» **EXERCISE INSTRUCTIONS**:
Each entry in the listing below should be restated word for word.

» **LISTED ENTRIES**:
---*---

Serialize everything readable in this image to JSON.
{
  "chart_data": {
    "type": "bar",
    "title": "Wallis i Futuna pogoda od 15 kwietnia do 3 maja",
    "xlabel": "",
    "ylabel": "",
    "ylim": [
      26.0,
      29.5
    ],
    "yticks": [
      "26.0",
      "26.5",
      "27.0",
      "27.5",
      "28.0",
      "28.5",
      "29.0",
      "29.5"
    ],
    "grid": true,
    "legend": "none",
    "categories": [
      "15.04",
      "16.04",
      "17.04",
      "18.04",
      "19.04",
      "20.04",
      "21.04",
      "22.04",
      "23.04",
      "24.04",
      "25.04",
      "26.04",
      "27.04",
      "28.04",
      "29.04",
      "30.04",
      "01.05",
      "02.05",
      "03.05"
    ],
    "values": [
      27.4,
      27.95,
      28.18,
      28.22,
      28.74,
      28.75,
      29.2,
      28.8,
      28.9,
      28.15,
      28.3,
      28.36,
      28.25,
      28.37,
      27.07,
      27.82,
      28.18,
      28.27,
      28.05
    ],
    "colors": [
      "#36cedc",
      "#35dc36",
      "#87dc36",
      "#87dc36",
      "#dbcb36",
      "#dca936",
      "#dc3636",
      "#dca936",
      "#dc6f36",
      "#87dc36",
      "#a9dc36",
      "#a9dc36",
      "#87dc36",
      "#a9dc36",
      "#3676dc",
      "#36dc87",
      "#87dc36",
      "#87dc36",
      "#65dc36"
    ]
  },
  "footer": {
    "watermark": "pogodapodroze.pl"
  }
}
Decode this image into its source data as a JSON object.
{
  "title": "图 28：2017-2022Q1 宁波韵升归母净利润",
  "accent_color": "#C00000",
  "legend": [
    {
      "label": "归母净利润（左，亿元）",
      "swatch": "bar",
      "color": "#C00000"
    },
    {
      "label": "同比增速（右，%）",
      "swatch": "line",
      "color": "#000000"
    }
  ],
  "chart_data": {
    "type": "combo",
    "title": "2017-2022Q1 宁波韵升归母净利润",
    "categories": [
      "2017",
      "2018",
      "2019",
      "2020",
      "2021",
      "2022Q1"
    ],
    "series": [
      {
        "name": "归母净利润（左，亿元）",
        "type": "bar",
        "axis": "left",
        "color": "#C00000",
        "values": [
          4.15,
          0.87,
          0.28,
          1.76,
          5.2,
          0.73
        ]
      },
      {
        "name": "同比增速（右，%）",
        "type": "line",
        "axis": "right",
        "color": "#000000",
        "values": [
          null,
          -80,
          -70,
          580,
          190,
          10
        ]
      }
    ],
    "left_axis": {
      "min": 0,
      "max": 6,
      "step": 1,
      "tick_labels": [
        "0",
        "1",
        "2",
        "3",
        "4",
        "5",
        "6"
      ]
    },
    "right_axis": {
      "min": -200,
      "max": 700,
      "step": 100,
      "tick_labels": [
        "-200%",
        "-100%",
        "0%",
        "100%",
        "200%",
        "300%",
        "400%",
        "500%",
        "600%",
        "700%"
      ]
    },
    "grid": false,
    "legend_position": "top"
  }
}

---*---

» **OUTPUT OF THE TASK**:
Serialize everything readable in this image to JSON.
{
  "chart_data": {
    "type": "bar",
    "title": "Wallis i Futuna pogoda od 15 kwietnia do 3 maja",
    "xlabel": "",
    "ylabel": "",
    "ylim": [
      26.0,
      29.5
    ],
    "yticks": [
      "26.0",
      "26.5",
      "27.0",
      "27.5",
      "28.0",
      "28.5",
      "29.0",
      "29.5"
    ],
    "grid": true,
    "legend": "none",
    "categories": [
      "15.04",
      "16.04",
      "17.04",
      "18.04",
      "19.04",
      "20.04",
      "21.04",
      "22.04",
      "23.04",
      "24.04",
      "25.04",
      "26.04",
      "27.04",
      "28.04",
      "29.04",
      "30.04",
      "01.05",
      "02.05",
      "03.05"
    ],
    "values": [
      27.4,
      27.95,
      28.18,
      28.22,
      28.74,
      28.75,
      29.2,
      28.8,
      28.9,
      28.15,
      28.3,
      28.36,
      28.25,
      28.37,
      27.07,
      27.82,
      28.18,
      28.27,
      28.05
    ],
    "colors": [
      "#36cedc",
      "#35dc36",
      "#87dc36",
      "#87dc36",
      "#dbcb36",
      "#dca936",
      "#dc3636",
      "#dca936",
      "#dc6f36",
      "#87dc36",
      "#a9dc36",
      "#a9dc36",
      "#87dc36",
      "#a9dc36",
      "#3676dc",
      "#36dc87",
      "#87dc36",
      "#87dc36",
      "#65dc36"
    ]
  },
  "footer": {
    "watermark": "pogodapodroze.pl"
  }
}
Decode this image into its source data as a JSON object.
{
  "title": "图 28：2017-2022Q1 宁波韵升归母净利润",
  "accent_color": "#C00000",
  "legend": [
    {
      "label": "归母净利润（左，亿元）",
      "swatch": "bar",
      "color": "#C00000"
    },
    {
      "label": "同比增速（右，%）",
      "swatch": "line",
      "color": "#000000"
    }
  ],
  "chart_data": {
    "type": "combo",
    "title": "2017-2022Q1 宁波韵升归母净利润",
    "categories": [
      "2017",
      "2018",
      "2019",
      "2020",
      "2021",
      "2022Q1"
    ],
    "series": [
      {
        "name": "归母净利润（左，亿元）",
        "type": "bar",
        "axis": "left",
        "color": "#C00000",
        "values": [
          4.15,
          0.87,
          0.28,
          1.76,
          5.2,
          0.73
        ]
      },
      {
        "name": "同比增速（右，%）",
        "type": "line",
        "axis": "right",
        "color": "#000000",
        "values": [
          null,
          -80,
          -70,
          580,
          190,
          10
        ]
      }
    ],
    "left_axis": {
      "min": 0,
      "max": 6,
      "step": 1,
      "tick_labels": [
        "0",
        "1",
        "2",
        "3",
        "4",
        "5",
        "6"
      ]
    },
    "right_axis": {
      "min": -200,
      "max": 700,
      "step": 100,
      "tick_labels": [
        "-200%",
        "-100%",
        "0%",
        "100%",
        "200%",
        "300%",
        "400%",
        "500%",
        "600%",
        "700%"
      ]
    },
    "grid": false,
    "legend_position": "top"
  }
}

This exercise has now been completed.